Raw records
-- -- --

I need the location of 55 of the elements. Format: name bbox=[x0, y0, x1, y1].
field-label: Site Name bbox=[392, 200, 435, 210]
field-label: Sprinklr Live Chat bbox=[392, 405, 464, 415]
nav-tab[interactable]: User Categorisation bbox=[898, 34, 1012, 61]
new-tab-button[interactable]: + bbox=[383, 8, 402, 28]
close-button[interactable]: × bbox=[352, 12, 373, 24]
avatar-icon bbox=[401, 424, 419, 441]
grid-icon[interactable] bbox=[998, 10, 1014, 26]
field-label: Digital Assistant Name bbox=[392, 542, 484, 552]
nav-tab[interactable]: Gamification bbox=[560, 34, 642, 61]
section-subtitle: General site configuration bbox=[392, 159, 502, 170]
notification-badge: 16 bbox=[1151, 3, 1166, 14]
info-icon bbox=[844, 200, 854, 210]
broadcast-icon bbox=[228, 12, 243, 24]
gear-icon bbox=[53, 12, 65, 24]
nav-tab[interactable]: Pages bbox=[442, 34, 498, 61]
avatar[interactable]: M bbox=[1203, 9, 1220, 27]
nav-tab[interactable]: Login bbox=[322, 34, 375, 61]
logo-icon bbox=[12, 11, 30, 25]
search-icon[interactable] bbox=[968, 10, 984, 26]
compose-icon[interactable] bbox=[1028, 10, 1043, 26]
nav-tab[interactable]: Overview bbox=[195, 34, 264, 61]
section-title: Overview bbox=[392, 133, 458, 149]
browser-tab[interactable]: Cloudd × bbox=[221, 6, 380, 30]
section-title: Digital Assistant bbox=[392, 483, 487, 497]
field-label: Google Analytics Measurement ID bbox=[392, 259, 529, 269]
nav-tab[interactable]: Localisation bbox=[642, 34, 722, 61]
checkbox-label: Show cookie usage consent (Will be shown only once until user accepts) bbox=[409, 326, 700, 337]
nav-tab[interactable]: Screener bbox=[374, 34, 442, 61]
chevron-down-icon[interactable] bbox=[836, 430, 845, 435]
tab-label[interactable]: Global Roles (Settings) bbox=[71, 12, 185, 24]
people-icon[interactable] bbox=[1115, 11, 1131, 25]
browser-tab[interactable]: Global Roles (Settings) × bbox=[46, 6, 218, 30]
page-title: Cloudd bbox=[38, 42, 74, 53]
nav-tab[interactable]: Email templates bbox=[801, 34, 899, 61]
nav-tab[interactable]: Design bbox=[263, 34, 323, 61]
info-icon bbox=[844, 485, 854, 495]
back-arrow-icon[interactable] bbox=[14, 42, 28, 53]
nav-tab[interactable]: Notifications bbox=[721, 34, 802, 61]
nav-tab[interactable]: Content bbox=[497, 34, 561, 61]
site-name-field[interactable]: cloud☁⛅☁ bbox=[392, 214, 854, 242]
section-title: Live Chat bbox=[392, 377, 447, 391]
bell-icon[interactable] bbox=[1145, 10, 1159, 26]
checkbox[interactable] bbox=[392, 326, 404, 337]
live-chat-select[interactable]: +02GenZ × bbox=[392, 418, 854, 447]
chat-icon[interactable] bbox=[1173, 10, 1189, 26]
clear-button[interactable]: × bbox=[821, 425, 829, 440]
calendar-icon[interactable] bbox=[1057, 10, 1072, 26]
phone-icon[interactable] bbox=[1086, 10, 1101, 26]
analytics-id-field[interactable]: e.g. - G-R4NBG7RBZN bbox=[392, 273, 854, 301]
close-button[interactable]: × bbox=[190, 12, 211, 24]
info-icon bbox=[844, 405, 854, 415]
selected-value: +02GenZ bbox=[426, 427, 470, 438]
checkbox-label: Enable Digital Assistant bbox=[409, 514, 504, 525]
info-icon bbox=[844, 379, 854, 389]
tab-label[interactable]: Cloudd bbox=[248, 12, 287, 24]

-- -- --

Extract every row above and reproduce each one word for word, in the same order.

FINAL RESULT:
I need the location of 55 of the elements. Format: name bbox=[x0, y0, x1, y1].
field-label: Site Name bbox=[392, 200, 435, 210]
field-label: Sprinklr Live Chat bbox=[392, 405, 464, 415]
nav-tab[interactable]: User Categorisation bbox=[898, 34, 1012, 61]
new-tab-button[interactable]: + bbox=[383, 8, 402, 28]
close-button[interactable]: × bbox=[352, 12, 373, 24]
avatar-icon bbox=[401, 424, 419, 441]
grid-icon[interactable] bbox=[998, 10, 1014, 26]
field-label: Digital Assistant Name bbox=[392, 542, 484, 552]
nav-tab[interactable]: Gamification bbox=[560, 34, 642, 61]
section-subtitle: General site configuration bbox=[392, 159, 502, 170]
notification-badge: 16 bbox=[1151, 3, 1166, 14]
info-icon bbox=[844, 200, 854, 210]
broadcast-icon bbox=[228, 12, 243, 24]
gear-icon bbox=[53, 12, 65, 24]
nav-tab[interactable]: Pages bbox=[442, 34, 498, 61]
avatar[interactable]: M bbox=[1203, 9, 1220, 27]
nav-tab[interactable]: Login bbox=[322, 34, 375, 61]
logo-icon bbox=[12, 11, 30, 25]
search-icon[interactable] bbox=[968, 10, 984, 26]
compose-icon[interactable] bbox=[1028, 10, 1043, 26]
nav-tab[interactable]: Overview bbox=[195, 34, 264, 61]
section-title: Overview bbox=[392, 133, 458, 149]
browser-tab[interactable]: Cloudd × bbox=[221, 6, 380, 30]
section-title: Digital Assistant bbox=[392, 483, 487, 497]
field-label: Google Analytics Measurement ID bbox=[392, 259, 529, 269]
nav-tab[interactable]: Localisation bbox=[642, 34, 722, 61]
checkbox-label: Show cookie usage consent (Will be shown only once until user accepts) bbox=[409, 326, 700, 337]
nav-tab[interactable]: Screener bbox=[374, 34, 442, 61]
chevron-down-icon[interactable] bbox=[836, 430, 845, 435]
tab-label[interactable]: Global Roles (Settings) bbox=[71, 12, 185, 24]
people-icon[interactable] bbox=[1115, 11, 1131, 25]
browser-tab[interactable]: Global Roles (Settings) × bbox=[46, 6, 218, 30]
page-title: Cloudd bbox=[38, 42, 74, 53]
nav-tab[interactable]: Email templates bbox=[801, 34, 899, 61]
nav-tab[interactable]: Design bbox=[263, 34, 323, 61]
info-icon bbox=[844, 485, 854, 495]
back-arrow-icon[interactable] bbox=[14, 42, 28, 53]
nav-tab[interactable]: Notifications bbox=[721, 34, 802, 61]
nav-tab[interactable]: Content bbox=[497, 34, 561, 61]
site-name-field[interactable]: cloud☁⛅☁ bbox=[392, 214, 854, 242]
section-title: Live Chat bbox=[392, 377, 447, 391]
bell-icon[interactable] bbox=[1145, 10, 1159, 26]
checkbox[interactable] bbox=[392, 326, 404, 337]
live-chat-select[interactable]: +02GenZ × bbox=[392, 418, 854, 447]
chat-icon[interactable] bbox=[1173, 10, 1189, 26]
clear-button[interactable]: × bbox=[821, 425, 829, 440]
calendar-icon[interactable] bbox=[1057, 10, 1072, 26]
phone-icon[interactable] bbox=[1086, 10, 1101, 26]
analytics-id-field[interactable]: e.g. - G-R4NBG7RBZN bbox=[392, 273, 854, 301]
close-button[interactable]: × bbox=[190, 12, 211, 24]
info-icon bbox=[844, 405, 854, 415]
selected-value: +02GenZ bbox=[426, 427, 470, 438]
checkbox-label: Enable Digital Assistant bbox=[409, 514, 504, 525]
info-icon bbox=[844, 379, 854, 389]
tab-label[interactable]: Cloudd bbox=[248, 12, 287, 24]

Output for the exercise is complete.